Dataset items
***

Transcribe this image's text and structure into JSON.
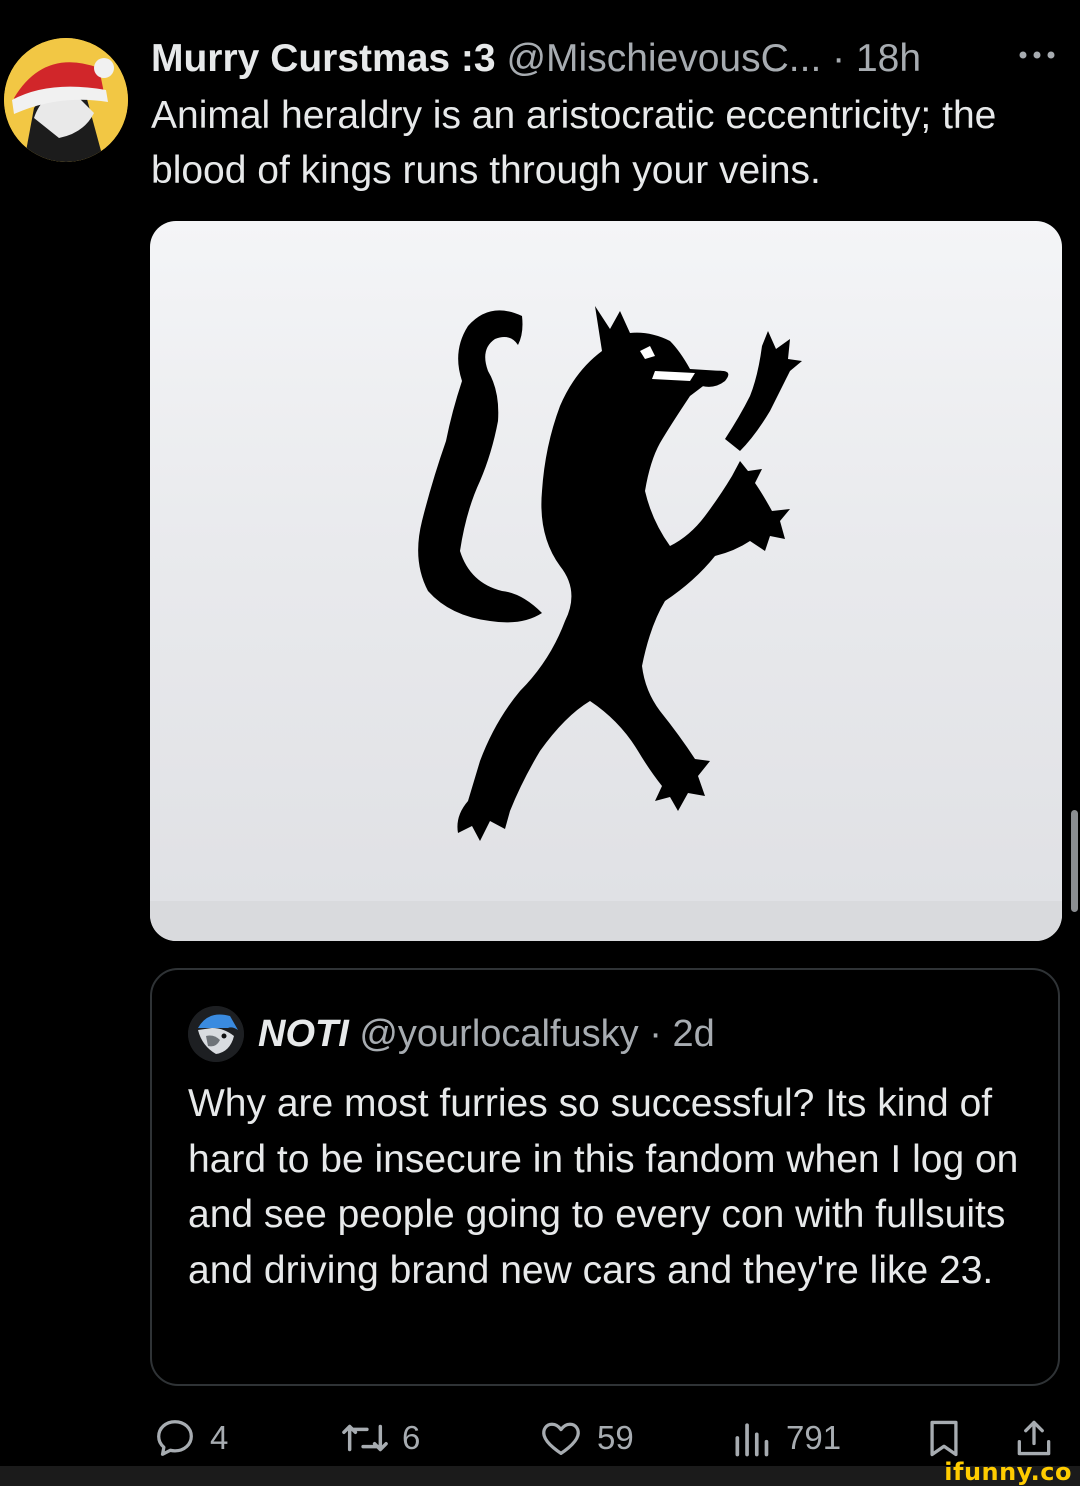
{
  "tweet": {
    "display_name": "Murry Curstmas :3",
    "handle": "@MischievousC...",
    "separator": "·",
    "time": "18h",
    "text": "Animal heraldry is an aristocratic eccentricity; the blood of kings runs through your veins.",
    "media_icon": "wolf-rampant-heraldry"
  },
  "quoted_tweet": {
    "display_name": "NOTI",
    "handle": "@yourlocalfusky",
    "separator": "·",
    "time": "2d",
    "text": "Why are most furries so successful? Its kind of hard to be insecure in this fandom when I log on and see people going to every con with fullsuits and driving brand new cars and they're like 23."
  },
  "actions": {
    "reply_count": "4",
    "retweet_count": "6",
    "like_count": "59",
    "views_count": "791"
  },
  "watermark": "ifunny.co",
  "colors": {
    "background": "#000000",
    "text_primary": "#e7e9ea",
    "text_secondary": "#a7acb1",
    "border": "#2f3336",
    "watermark": "#ffcc00"
  }
}
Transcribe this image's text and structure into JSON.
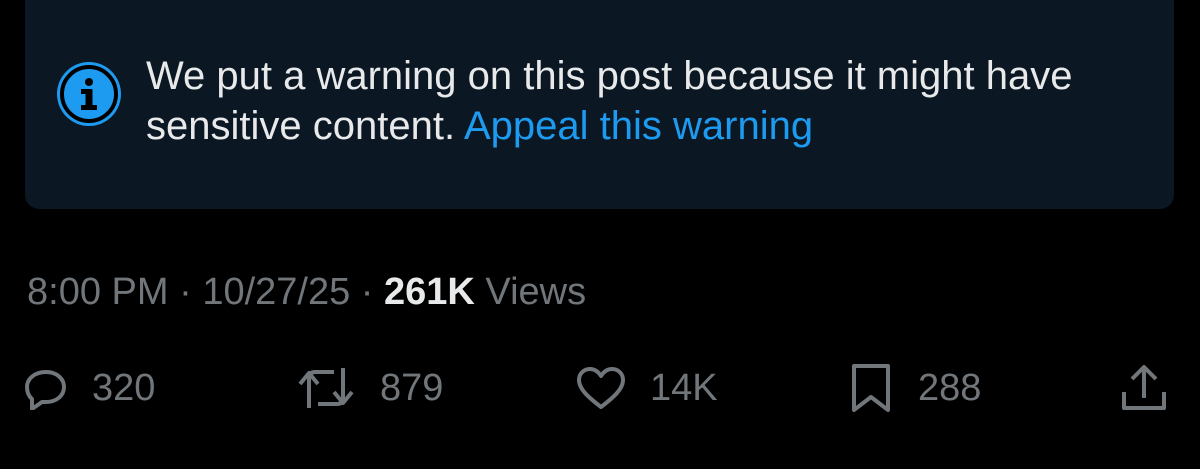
{
  "warning": {
    "text": "We put a warning on this post because it might have sensitive content.",
    "link": "Appeal this warning",
    "icon": "info-icon"
  },
  "meta": {
    "time": "8:00 PM",
    "separator": "·",
    "date": "10/27/25",
    "views_count": "261K",
    "views_label": "Views"
  },
  "actions": {
    "reply": {
      "icon": "reply-icon",
      "count": "320"
    },
    "repost": {
      "icon": "repost-icon",
      "count": "879"
    },
    "like": {
      "icon": "heart-icon",
      "count": "14K"
    },
    "bookmark": {
      "icon": "bookmark-icon",
      "count": "288"
    },
    "share": {
      "icon": "share-icon"
    }
  },
  "colors": {
    "background": "#000000",
    "warning_box": "#0b1722",
    "accent": "#1d9bf0",
    "text_primary": "#e7e9ea",
    "text_secondary": "#71767b"
  }
}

***

> Directions:
All of the material above is to be copied exactly, except for its images.

> Response below:
Transcribe this image's text and structure into JSON.
{
  "tweet": {
    "display_name": "Murry Curstmas :3",
    "handle": "@MischievousC...",
    "separator": "·",
    "time": "18h",
    "text": "Animal heraldry is an aristocratic eccentricity; the blood of kings runs through your veins.",
    "media_icon": "wolf-rampant-heraldry"
  },
  "quoted_tweet": {
    "display_name": "NOTI",
    "handle": "@yourlocalfusky",
    "separator": "·",
    "time": "2d",
    "text": "Why are most furries so successful? Its kind of hard to be insecure in this fandom when I log on and see people going to every con with fullsuits and driving brand new cars and they're like 23."
  },
  "actions": {
    "reply_count": "4",
    "retweet_count": "6",
    "like_count": "59",
    "views_count": "791"
  },
  "watermark": "ifunny.co",
  "colors": {
    "background": "#000000",
    "text_primary": "#e7e9ea",
    "text_secondary": "#a7acb1",
    "border": "#2f3336",
    "watermark": "#ffcc00"
  }
}
Transcribe this image's text and structure into JSON.
{
  "warning": {
    "text": "We put a warning on this post because it might have sensitive content.",
    "link": "Appeal this warning",
    "icon": "info-icon"
  },
  "meta": {
    "time": "8:00 PM",
    "separator": "·",
    "date": "10/27/25",
    "views_count": "261K",
    "views_label": "Views"
  },
  "actions": {
    "reply": {
      "icon": "reply-icon",
      "count": "320"
    },
    "repost": {
      "icon": "repost-icon",
      "count": "879"
    },
    "like": {
      "icon": "heart-icon",
      "count": "14K"
    },
    "bookmark": {
      "icon": "bookmark-icon",
      "count": "288"
    },
    "share": {
      "icon": "share-icon"
    }
  },
  "colors": {
    "background": "#000000",
    "warning_box": "#0b1722",
    "accent": "#1d9bf0",
    "text_primary": "#e7e9ea",
    "text_secondary": "#71767b"
  }
}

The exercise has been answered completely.